[Stored entries]
»»
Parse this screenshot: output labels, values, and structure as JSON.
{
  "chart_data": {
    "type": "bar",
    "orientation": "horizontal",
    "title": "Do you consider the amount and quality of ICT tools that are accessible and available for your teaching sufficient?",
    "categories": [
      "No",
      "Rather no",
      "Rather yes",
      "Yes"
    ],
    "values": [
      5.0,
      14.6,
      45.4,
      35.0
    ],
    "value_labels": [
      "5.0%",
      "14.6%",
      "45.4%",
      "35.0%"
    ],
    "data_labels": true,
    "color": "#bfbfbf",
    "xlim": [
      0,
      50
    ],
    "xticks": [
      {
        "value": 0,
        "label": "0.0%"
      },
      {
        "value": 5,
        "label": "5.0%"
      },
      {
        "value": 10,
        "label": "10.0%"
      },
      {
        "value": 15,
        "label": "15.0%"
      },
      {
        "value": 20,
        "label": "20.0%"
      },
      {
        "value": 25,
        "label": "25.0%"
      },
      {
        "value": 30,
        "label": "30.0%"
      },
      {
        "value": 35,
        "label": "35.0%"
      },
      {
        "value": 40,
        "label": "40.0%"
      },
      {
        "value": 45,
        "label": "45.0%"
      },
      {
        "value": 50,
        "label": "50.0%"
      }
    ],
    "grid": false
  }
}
««
▶ _Brief_
Copy each line of the listing that holds the word "values".

▶ _Solution below_
Parse this screenshot: output labels, values, and structure as JSON.
    "values": [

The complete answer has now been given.